EXERCISE REQUIREMENTS: Tally every line of the listing below that holds "values", then give the tally alone.

Data items
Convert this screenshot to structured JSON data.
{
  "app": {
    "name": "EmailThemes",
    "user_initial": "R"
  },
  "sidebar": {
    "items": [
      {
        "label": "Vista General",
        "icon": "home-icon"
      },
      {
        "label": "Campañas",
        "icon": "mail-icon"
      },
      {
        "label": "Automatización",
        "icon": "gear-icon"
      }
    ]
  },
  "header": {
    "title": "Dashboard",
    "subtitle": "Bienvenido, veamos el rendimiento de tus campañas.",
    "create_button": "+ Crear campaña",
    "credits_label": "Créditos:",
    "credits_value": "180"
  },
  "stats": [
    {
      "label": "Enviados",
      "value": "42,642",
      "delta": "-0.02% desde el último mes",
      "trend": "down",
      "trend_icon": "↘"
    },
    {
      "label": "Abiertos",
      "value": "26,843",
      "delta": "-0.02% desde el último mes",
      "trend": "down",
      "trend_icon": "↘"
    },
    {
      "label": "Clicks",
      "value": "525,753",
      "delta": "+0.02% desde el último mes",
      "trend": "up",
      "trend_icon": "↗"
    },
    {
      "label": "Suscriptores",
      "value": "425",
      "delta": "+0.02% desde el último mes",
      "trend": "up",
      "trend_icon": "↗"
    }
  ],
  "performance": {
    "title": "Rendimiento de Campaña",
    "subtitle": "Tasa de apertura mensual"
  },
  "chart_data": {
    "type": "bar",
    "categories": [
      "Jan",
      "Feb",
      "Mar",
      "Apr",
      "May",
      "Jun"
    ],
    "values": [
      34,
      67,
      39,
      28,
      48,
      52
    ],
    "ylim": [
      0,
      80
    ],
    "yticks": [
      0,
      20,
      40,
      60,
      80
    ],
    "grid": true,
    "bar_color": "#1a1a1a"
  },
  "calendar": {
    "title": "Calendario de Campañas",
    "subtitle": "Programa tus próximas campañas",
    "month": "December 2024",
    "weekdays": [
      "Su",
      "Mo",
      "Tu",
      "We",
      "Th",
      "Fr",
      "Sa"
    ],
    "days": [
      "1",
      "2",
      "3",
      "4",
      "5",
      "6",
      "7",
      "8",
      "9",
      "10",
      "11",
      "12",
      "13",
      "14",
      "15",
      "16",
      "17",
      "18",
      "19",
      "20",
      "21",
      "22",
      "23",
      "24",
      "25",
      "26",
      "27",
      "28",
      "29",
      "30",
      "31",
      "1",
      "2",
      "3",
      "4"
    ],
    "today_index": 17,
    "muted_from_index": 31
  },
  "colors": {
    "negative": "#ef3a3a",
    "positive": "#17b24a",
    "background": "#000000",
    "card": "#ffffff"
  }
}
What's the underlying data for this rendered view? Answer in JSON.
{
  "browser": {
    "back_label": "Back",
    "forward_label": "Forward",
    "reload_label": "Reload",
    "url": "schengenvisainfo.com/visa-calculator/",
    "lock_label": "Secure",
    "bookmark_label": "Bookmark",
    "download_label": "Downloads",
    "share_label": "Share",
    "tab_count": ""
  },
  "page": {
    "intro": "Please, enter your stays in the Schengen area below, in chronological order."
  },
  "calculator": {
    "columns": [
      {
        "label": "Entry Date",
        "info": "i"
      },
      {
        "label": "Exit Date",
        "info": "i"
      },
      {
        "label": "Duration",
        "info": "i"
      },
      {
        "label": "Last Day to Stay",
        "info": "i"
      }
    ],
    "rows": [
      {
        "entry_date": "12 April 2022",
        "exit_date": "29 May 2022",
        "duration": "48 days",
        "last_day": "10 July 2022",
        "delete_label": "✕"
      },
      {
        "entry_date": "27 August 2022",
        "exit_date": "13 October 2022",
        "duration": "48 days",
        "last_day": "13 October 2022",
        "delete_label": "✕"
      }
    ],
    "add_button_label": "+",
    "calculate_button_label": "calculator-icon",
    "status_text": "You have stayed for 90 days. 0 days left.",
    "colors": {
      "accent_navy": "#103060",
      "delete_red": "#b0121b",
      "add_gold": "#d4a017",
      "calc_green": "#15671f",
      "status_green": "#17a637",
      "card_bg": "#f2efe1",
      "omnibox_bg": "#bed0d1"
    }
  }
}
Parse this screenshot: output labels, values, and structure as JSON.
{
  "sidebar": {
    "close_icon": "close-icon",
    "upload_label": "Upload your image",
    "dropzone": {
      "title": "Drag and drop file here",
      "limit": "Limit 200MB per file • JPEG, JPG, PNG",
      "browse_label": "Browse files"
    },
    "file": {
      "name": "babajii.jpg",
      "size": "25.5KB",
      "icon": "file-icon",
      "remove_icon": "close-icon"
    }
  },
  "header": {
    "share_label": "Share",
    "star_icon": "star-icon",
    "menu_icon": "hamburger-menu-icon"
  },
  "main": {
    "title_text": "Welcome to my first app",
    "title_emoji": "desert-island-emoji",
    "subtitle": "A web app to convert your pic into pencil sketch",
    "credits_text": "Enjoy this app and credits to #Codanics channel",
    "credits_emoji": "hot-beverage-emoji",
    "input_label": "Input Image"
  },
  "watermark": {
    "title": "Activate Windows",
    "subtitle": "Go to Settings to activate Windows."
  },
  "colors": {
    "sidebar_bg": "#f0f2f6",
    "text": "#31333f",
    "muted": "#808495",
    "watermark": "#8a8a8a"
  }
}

TASK RESULT: 2